PROBLEM DESCRIPTION
Say how many lines contain the string "logo". Give no other output.

Figure dataset records
-- START --
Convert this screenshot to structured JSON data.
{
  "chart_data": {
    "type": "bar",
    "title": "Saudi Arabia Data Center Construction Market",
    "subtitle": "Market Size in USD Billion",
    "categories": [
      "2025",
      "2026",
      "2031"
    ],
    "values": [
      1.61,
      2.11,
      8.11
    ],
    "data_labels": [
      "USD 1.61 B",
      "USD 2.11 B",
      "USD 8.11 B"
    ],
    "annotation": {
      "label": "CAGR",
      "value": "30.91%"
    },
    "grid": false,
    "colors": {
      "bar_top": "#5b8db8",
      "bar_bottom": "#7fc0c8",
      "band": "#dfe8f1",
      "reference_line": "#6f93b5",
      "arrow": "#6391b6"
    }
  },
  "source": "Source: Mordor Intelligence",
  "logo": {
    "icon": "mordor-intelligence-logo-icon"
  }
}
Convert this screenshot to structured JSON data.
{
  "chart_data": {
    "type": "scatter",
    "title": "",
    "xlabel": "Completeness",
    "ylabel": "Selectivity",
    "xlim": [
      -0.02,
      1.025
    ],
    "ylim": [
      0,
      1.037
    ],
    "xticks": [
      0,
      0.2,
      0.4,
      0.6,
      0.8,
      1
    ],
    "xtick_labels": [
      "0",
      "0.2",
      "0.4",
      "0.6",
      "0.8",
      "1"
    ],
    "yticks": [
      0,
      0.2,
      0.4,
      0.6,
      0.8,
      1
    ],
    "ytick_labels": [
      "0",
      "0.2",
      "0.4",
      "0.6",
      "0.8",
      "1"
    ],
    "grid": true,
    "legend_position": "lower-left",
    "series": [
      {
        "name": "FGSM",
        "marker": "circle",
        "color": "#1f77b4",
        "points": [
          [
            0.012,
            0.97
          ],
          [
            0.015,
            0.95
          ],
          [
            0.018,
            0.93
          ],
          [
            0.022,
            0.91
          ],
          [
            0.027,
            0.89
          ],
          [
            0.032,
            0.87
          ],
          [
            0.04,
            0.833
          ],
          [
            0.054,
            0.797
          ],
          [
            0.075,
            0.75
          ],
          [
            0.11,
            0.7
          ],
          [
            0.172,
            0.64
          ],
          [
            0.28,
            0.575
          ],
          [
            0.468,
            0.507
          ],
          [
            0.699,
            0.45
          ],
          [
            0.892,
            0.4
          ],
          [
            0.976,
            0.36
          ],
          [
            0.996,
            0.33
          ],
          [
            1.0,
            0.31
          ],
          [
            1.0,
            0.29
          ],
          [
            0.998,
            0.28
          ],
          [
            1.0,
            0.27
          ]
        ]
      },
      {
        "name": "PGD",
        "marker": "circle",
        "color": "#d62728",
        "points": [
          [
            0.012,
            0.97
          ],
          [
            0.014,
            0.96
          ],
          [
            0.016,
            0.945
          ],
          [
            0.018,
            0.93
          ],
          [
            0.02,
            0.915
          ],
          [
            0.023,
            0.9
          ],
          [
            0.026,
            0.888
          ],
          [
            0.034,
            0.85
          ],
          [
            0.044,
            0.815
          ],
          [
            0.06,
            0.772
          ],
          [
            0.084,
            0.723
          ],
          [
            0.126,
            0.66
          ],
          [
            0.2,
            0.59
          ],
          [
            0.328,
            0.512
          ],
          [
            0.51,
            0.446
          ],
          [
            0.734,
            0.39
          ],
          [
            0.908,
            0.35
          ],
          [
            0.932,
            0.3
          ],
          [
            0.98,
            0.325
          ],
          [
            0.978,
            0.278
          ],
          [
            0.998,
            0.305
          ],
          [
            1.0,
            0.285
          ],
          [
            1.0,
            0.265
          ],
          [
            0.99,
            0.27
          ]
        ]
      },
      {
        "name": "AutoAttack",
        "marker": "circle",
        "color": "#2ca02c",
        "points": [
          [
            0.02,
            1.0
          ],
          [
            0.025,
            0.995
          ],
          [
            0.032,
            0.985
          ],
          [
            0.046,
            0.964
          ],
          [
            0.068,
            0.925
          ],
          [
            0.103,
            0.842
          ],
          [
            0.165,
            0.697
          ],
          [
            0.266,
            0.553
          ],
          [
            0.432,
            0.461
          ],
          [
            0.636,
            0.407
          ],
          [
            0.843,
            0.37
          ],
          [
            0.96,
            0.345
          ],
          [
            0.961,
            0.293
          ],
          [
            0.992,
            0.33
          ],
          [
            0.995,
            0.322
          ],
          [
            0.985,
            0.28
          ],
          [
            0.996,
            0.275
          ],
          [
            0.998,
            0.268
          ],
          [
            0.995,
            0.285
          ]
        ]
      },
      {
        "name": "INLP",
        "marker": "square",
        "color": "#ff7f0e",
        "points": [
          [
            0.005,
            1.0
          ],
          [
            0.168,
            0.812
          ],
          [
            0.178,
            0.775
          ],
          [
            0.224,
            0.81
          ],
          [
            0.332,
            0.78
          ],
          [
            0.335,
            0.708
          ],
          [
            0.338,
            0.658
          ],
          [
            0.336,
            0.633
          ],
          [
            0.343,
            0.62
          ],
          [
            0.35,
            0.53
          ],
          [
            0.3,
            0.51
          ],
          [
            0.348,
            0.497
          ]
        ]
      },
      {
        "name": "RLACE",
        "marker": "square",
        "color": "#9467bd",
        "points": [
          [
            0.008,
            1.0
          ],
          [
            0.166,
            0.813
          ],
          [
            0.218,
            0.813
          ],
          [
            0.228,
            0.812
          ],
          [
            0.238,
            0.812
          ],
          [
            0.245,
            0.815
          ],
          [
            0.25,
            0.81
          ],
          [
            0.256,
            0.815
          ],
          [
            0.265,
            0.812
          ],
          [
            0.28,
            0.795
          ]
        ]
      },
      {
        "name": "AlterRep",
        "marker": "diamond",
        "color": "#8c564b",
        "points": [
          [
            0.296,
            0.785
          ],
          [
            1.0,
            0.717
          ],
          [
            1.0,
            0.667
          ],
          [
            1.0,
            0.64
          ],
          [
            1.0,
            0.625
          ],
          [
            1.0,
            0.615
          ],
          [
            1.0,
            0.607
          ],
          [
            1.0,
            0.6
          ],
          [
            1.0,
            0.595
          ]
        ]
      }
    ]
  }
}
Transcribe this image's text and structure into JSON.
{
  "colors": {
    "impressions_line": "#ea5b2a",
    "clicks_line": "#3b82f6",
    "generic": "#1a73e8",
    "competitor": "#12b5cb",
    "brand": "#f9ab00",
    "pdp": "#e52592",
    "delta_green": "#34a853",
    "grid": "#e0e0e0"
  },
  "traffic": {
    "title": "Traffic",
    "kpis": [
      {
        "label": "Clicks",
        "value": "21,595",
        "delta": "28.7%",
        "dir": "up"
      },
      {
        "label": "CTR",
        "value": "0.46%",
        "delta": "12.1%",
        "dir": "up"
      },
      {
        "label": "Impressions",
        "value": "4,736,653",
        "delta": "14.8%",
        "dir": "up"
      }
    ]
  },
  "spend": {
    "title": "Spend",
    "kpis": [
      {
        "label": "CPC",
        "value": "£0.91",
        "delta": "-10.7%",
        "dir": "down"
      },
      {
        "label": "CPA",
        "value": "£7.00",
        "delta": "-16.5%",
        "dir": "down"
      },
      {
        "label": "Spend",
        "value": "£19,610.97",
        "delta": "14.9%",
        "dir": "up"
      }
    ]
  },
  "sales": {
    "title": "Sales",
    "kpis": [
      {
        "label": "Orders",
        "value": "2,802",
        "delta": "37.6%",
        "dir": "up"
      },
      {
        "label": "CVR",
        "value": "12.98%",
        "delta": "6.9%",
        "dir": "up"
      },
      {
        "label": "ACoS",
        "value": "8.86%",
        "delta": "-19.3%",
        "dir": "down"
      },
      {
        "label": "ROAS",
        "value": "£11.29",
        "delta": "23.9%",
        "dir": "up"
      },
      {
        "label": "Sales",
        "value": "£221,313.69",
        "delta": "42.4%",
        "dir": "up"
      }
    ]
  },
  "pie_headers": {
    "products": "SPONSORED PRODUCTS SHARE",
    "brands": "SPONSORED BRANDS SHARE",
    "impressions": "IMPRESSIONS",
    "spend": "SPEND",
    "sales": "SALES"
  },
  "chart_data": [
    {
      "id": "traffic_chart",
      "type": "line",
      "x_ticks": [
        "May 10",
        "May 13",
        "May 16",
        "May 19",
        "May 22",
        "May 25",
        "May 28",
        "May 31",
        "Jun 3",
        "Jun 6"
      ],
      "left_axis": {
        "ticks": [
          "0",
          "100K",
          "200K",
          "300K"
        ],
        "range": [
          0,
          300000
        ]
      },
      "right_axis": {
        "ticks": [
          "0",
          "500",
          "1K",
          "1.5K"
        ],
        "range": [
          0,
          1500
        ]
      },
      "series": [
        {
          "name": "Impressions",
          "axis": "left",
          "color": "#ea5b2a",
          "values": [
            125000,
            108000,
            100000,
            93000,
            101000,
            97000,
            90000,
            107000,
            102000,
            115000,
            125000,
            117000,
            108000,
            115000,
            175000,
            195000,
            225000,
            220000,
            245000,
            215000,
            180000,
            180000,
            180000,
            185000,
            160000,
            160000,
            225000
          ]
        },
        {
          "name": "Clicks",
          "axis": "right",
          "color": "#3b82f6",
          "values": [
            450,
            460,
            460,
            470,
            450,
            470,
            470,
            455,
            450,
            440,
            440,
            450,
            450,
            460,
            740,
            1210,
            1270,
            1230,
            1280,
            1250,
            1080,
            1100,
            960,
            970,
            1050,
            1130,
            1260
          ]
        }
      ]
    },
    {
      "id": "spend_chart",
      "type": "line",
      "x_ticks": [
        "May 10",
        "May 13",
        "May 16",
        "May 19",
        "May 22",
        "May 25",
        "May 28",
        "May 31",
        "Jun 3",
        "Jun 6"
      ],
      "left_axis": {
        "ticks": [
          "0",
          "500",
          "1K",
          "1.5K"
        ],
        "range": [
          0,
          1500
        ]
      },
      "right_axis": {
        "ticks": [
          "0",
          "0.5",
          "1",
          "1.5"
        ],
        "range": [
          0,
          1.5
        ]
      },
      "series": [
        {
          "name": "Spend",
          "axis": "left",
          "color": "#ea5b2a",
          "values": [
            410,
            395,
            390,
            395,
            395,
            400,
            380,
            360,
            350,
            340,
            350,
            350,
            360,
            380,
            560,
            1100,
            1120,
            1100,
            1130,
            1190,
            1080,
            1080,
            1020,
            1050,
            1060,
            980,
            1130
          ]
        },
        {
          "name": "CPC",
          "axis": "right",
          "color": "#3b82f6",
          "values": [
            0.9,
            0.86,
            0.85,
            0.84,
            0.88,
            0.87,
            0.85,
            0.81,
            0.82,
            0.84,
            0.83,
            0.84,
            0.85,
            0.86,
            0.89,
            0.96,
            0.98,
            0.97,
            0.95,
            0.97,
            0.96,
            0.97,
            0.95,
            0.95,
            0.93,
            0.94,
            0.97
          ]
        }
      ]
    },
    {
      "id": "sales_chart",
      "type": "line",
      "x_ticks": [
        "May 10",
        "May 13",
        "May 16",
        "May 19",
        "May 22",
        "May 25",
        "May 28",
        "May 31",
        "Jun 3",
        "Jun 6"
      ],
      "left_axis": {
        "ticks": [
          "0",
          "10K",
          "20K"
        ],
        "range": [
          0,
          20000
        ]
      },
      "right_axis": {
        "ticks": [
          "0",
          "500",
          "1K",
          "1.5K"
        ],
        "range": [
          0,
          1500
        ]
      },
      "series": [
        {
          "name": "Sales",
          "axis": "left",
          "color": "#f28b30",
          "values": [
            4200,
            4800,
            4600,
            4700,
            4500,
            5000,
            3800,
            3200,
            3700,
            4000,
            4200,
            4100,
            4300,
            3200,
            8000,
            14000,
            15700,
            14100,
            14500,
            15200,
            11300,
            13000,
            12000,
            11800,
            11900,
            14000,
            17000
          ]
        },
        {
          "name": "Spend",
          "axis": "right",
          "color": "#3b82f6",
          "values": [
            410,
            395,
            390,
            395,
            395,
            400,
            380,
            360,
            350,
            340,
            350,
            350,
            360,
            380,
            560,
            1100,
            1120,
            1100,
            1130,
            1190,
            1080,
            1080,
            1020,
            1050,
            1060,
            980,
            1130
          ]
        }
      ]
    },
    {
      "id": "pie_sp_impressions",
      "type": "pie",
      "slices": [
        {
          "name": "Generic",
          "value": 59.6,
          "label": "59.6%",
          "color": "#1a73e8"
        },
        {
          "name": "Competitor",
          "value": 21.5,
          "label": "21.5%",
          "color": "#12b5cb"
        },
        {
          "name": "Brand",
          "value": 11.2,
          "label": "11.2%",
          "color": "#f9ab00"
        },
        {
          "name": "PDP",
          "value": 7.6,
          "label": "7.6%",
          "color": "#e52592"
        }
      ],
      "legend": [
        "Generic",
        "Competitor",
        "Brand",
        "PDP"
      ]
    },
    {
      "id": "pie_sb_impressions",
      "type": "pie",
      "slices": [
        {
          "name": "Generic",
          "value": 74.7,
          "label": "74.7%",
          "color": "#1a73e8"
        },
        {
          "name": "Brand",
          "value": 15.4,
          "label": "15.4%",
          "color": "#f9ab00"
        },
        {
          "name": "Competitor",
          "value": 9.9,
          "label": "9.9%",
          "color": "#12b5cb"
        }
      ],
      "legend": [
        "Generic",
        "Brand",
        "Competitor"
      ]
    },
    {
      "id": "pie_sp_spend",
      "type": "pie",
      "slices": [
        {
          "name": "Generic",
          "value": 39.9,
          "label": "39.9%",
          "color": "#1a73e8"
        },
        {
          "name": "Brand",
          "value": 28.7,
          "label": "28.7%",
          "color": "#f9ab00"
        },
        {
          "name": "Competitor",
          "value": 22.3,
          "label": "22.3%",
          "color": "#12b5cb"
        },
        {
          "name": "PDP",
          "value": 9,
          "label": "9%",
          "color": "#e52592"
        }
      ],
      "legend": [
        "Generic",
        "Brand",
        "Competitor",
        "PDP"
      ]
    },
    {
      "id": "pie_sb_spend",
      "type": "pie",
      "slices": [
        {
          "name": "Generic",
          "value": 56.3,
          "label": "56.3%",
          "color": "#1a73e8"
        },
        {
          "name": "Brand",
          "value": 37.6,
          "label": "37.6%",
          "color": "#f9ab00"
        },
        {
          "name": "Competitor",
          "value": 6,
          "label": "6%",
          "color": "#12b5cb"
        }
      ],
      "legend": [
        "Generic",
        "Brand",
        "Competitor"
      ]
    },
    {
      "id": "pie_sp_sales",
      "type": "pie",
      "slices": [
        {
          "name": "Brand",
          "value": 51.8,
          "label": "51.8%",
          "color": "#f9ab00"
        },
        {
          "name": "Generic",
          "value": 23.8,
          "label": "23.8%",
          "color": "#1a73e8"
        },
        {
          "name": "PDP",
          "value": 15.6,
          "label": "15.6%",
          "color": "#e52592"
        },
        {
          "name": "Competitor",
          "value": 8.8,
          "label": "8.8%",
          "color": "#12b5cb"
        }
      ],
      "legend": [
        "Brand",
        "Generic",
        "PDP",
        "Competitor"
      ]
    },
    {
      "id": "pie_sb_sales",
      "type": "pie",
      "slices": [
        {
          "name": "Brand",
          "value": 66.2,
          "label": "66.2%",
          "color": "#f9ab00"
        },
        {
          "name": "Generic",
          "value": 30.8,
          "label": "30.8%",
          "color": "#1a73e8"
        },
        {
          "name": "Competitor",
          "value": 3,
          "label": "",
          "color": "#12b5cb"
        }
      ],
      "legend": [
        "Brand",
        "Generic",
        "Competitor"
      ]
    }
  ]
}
-- END --
THE RESULT
2